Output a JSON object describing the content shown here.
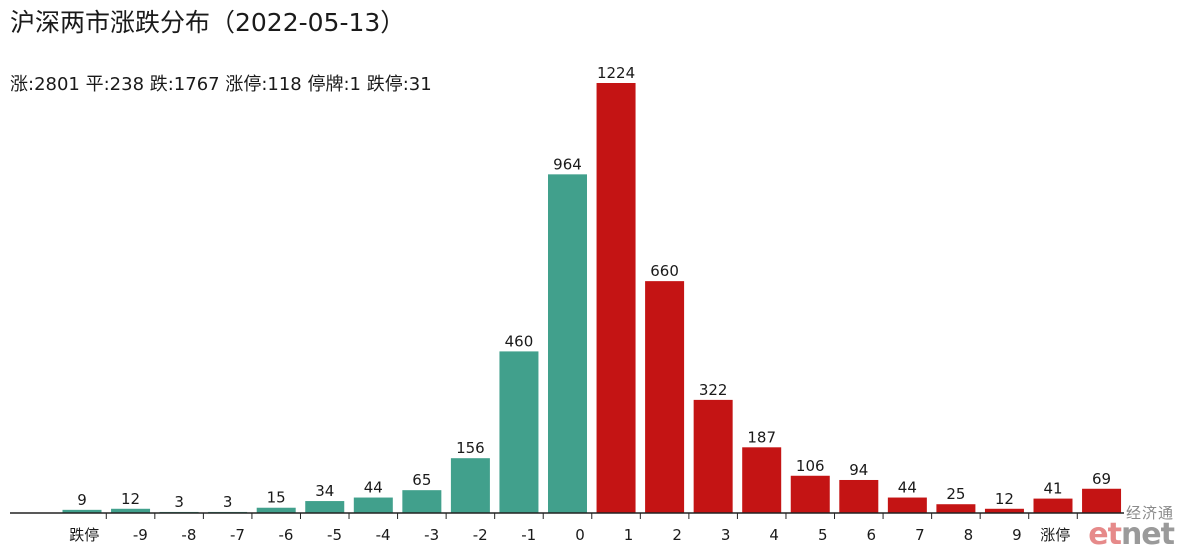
{
  "title": "沪深两市涨跌分布（2022-05-13）",
  "subtitle": "涨:2801 平:238 跌:1767 涨停:118 停牌:1 跌停:31",
  "watermark": {
    "cn": "经济通",
    "en_e": "et",
    "en_rest": "net"
  },
  "colors": {
    "down": "#41a08c",
    "up": "#c41414",
    "axis": "#222222"
  },
  "chart_data": {
    "type": "bar",
    "bars": [
      {
        "label": "9",
        "value": 9,
        "group": "down"
      },
      {
        "label": "12",
        "value": 12,
        "group": "down"
      },
      {
        "label": "3",
        "value": 3,
        "group": "down"
      },
      {
        "label": "3",
        "value": 3,
        "group": "down"
      },
      {
        "label": "15",
        "value": 15,
        "group": "down"
      },
      {
        "label": "34",
        "value": 34,
        "group": "down"
      },
      {
        "label": "44",
        "value": 44,
        "group": "down"
      },
      {
        "label": "65",
        "value": 65,
        "group": "down"
      },
      {
        "label": "156",
        "value": 156,
        "group": "down"
      },
      {
        "label": "460",
        "value": 460,
        "group": "down"
      },
      {
        "label": "964",
        "value": 964,
        "group": "down"
      },
      {
        "label": "1224",
        "value": 1224,
        "group": "up"
      },
      {
        "label": "660",
        "value": 660,
        "group": "up"
      },
      {
        "label": "322",
        "value": 322,
        "group": "up"
      },
      {
        "label": "187",
        "value": 187,
        "group": "up"
      },
      {
        "label": "106",
        "value": 106,
        "group": "up"
      },
      {
        "label": "94",
        "value": 94,
        "group": "up"
      },
      {
        "label": "44",
        "value": 44,
        "group": "up"
      },
      {
        "label": "25",
        "value": 25,
        "group": "up"
      },
      {
        "label": "12",
        "value": 12,
        "group": "up"
      },
      {
        "label": "41",
        "value": 41,
        "group": "up"
      },
      {
        "label": "69",
        "value": 69,
        "group": "up"
      }
    ],
    "ticks": [
      "跌停",
      "-9",
      "-8",
      "-7",
      "-6",
      "-5",
      "-4",
      "-3",
      "-2",
      "-1",
      "0",
      "1",
      "2",
      "3",
      "4",
      "5",
      "6",
      "7",
      "8",
      "9",
      "涨停"
    ],
    "ylim": [
      0,
      1224
    ],
    "grid": false,
    "legend": "none"
  }
}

What needs to be done: Repeat each entry exactly as given; no pictures belong in the copy.

Answer:
Output a JSON object describing the content shown here.
{
  "title": "沪深两市涨跌分布（2022-05-13）",
  "subtitle": "涨:2801 平:238 跌:1767 涨停:118 停牌:1 跌停:31",
  "watermark": {
    "cn": "经济通",
    "en_e": "et",
    "en_rest": "net"
  },
  "colors": {
    "down": "#41a08c",
    "up": "#c41414",
    "axis": "#222222"
  },
  "chart_data": {
    "type": "bar",
    "bars": [
      {
        "label": "9",
        "value": 9,
        "group": "down"
      },
      {
        "label": "12",
        "value": 12,
        "group": "down"
      },
      {
        "label": "3",
        "value": 3,
        "group": "down"
      },
      {
        "label": "3",
        "value": 3,
        "group": "down"
      },
      {
        "label": "15",
        "value": 15,
        "group": "down"
      },
      {
        "label": "34",
        "value": 34,
        "group": "down"
      },
      {
        "label": "44",
        "value": 44,
        "group": "down"
      },
      {
        "label": "65",
        "value": 65,
        "group": "down"
      },
      {
        "label": "156",
        "value": 156,
        "group": "down"
      },
      {
        "label": "460",
        "value": 460,
        "group": "down"
      },
      {
        "label": "964",
        "value": 964,
        "group": "down"
      },
      {
        "label": "1224",
        "value": 1224,
        "group": "up"
      },
      {
        "label": "660",
        "value": 660,
        "group": "up"
      },
      {
        "label": "322",
        "value": 322,
        "group": "up"
      },
      {
        "label": "187",
        "value": 187,
        "group": "up"
      },
      {
        "label": "106",
        "value": 106,
        "group": "up"
      },
      {
        "label": "94",
        "value": 94,
        "group": "up"
      },
      {
        "label": "44",
        "value": 44,
        "group": "up"
      },
      {
        "label": "25",
        "value": 25,
        "group": "up"
      },
      {
        "label": "12",
        "value": 12,
        "group": "up"
      },
      {
        "label": "41",
        "value": 41,
        "group": "up"
      },
      {
        "label": "69",
        "value": 69,
        "group": "up"
      }
    ],
    "ticks": [
      "跌停",
      "-9",
      "-8",
      "-7",
      "-6",
      "-5",
      "-4",
      "-3",
      "-2",
      "-1",
      "0",
      "1",
      "2",
      "3",
      "4",
      "5",
      "6",
      "7",
      "8",
      "9",
      "涨停"
    ],
    "ylim": [
      0,
      1224
    ],
    "grid": false,
    "legend": "none"
  }
}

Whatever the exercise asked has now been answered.